:: PROBLEM TO WORK ON ::
In the records below, find each line containing the word "Sprint" and copy it.

:: INPUT ::
-------
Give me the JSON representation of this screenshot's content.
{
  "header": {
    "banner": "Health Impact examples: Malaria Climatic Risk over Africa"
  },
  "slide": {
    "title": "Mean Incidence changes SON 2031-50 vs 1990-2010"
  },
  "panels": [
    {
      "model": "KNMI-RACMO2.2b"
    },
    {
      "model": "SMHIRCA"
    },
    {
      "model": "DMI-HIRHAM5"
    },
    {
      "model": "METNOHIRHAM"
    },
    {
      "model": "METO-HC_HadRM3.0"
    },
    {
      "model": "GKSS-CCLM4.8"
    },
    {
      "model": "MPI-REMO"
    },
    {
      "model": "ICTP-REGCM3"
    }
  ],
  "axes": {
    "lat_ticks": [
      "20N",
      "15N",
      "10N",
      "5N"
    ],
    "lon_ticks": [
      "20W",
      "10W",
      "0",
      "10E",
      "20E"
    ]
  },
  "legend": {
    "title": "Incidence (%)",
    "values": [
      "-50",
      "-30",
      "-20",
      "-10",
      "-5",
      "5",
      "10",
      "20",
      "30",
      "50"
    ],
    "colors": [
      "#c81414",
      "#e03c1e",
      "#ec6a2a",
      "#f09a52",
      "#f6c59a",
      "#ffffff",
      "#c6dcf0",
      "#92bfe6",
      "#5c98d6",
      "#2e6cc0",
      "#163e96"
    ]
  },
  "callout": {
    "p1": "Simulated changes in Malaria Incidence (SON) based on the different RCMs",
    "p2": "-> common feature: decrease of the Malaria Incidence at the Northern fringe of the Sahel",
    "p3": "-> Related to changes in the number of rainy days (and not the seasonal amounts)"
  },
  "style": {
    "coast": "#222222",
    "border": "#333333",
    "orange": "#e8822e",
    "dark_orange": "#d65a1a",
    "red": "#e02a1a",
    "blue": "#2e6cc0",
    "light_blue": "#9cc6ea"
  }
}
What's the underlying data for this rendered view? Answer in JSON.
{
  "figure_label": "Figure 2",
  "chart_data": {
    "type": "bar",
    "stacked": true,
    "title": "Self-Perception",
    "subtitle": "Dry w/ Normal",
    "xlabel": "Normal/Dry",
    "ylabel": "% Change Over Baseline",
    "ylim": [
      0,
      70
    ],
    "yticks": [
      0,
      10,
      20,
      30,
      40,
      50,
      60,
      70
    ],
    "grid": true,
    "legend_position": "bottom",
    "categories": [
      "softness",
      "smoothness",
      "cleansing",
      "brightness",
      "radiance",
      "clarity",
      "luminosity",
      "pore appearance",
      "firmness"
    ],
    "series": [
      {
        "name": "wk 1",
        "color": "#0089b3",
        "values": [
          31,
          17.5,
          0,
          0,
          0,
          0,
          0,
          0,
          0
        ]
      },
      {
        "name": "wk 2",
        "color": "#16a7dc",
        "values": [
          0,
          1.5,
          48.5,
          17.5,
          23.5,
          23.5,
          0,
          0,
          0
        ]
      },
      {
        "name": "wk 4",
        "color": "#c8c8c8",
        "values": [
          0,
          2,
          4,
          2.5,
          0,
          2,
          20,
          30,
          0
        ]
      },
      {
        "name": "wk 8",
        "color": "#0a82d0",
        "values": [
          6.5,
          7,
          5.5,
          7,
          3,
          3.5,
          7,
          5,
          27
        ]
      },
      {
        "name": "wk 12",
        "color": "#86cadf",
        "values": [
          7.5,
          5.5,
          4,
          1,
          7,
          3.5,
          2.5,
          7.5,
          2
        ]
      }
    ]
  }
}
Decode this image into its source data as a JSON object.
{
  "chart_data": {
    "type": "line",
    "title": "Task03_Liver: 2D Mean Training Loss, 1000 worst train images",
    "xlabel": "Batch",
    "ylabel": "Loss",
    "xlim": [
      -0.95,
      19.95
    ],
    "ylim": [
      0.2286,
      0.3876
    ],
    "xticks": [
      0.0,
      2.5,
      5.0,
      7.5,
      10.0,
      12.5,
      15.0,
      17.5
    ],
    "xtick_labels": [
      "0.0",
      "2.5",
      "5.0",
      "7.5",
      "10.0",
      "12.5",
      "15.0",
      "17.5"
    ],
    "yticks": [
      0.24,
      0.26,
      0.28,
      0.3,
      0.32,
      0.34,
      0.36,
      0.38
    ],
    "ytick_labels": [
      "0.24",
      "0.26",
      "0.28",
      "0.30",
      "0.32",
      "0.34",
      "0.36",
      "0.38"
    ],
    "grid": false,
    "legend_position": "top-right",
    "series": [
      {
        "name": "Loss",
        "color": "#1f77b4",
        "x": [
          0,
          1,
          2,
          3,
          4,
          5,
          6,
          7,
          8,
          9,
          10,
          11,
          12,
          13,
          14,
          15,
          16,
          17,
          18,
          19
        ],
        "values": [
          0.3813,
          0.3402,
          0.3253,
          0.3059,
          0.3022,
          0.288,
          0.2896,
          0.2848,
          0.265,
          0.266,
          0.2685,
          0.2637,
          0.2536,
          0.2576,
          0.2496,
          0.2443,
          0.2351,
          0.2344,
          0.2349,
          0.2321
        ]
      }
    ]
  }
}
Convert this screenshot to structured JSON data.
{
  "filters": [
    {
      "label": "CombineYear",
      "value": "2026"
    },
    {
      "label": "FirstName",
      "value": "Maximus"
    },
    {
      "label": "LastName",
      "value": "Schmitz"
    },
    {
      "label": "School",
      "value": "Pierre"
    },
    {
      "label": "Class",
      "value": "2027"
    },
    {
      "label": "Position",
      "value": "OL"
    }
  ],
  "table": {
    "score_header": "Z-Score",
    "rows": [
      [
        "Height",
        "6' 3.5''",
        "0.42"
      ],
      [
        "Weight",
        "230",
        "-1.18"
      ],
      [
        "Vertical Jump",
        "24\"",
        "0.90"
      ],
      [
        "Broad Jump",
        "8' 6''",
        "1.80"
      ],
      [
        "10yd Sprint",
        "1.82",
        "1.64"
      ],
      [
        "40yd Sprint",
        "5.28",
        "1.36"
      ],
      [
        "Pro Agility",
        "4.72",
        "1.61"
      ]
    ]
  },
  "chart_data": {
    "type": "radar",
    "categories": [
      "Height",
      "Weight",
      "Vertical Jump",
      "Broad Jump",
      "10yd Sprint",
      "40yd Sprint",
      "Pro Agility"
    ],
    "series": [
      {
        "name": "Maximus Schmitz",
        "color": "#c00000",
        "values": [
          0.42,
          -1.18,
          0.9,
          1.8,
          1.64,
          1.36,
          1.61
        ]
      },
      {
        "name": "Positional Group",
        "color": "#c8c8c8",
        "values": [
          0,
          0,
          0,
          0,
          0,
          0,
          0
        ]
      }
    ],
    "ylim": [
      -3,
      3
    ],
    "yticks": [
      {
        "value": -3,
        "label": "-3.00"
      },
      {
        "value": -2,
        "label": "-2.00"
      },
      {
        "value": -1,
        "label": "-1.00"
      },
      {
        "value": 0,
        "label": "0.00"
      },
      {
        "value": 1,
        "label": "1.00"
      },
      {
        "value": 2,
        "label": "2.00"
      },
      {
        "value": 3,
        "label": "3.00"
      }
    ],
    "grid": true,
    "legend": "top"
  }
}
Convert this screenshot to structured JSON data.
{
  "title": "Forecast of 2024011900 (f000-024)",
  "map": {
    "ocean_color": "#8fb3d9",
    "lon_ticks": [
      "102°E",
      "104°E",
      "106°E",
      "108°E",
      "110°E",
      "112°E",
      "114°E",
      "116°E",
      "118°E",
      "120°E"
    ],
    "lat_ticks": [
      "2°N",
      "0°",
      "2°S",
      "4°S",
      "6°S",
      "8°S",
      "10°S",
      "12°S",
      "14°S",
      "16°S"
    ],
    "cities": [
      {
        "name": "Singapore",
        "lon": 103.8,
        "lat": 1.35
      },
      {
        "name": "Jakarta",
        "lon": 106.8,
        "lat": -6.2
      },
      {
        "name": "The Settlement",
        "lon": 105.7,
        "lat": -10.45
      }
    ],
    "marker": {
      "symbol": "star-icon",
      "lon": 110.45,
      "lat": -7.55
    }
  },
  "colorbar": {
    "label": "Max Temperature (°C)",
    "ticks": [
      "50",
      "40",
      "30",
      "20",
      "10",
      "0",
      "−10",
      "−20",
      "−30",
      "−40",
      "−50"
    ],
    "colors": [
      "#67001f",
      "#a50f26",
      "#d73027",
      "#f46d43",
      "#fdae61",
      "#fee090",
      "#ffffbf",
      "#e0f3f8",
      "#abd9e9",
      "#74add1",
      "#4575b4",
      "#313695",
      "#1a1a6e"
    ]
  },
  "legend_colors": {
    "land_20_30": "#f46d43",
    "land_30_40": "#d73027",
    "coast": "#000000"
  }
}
-------
:: SOLVED PROBLEM ::
        "10yd Sprint",
        "40yd Sprint",
      "10yd Sprint",
      "40yd Sprint",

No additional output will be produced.